- WHAT IS BEING ASKED: Transcribe the entries below exactly.

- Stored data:
----------

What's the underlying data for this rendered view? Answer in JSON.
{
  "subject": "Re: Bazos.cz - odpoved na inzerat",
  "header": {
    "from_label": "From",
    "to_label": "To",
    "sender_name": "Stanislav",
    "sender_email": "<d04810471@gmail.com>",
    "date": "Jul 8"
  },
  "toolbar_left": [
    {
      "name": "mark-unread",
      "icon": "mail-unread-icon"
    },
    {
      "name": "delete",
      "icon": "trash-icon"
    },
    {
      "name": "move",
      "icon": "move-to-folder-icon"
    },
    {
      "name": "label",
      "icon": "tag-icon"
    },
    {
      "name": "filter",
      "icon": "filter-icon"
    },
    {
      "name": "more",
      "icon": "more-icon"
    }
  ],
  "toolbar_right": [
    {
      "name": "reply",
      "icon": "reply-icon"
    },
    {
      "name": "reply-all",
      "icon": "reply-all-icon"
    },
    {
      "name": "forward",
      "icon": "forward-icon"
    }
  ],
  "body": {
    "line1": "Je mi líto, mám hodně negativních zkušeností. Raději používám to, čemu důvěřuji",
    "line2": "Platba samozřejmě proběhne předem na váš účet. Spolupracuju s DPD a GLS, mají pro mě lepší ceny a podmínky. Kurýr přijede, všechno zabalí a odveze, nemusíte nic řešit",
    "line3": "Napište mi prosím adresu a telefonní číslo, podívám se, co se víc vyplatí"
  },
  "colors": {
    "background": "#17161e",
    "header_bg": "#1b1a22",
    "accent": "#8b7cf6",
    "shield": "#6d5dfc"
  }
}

----------

- REPLY:
What's the underlying data for this rendered view? Answer in JSON.
{
  "subject": "Re: Bazos.cz - odpoved na inzerat",
  "header": {
    "from_label": "From",
    "to_label": "To",
    "sender_name": "Stanislav",
    "sender_email": "<d04810471@gmail.com>",
    "date": "Jul 8"
  },
  "toolbar_left": [
    {
      "name": "mark-unread",
      "icon": "mail-unread-icon"
    },
    {
      "name": "delete",
      "icon": "trash-icon"
    },
    {
      "name": "move",
      "icon": "move-to-folder-icon"
    },
    {
      "name": "label",
      "icon": "tag-icon"
    },
    {
      "name": "filter",
      "icon": "filter-icon"
    },
    {
      "name": "more",
      "icon": "more-icon"
    }
  ],
  "toolbar_right": [
    {
      "name": "reply",
      "icon": "reply-icon"
    },
    {
      "name": "reply-all",
      "icon": "reply-all-icon"
    },
    {
      "name": "forward",
      "icon": "forward-icon"
    }
  ],
  "body": {
    "line1": "Je mi líto, mám hodně negativních zkušeností. Raději používám to, čemu důvěřuji",
    "line2": "Platba samozřejmě proběhne předem na váš účet. Spolupracuju s DPD a GLS, mají pro mě lepší ceny a podmínky. Kurýr přijede, všechno zabalí a odveze, nemusíte nic řešit",
    "line3": "Napište mi prosím adresu a telefonní číslo, podívám se, co se víc vyplatí"
  },
  "colors": {
    "background": "#17161e",
    "header_bg": "#1b1a22",
    "accent": "#8b7cf6",
    "shield": "#6d5dfc"
  }
}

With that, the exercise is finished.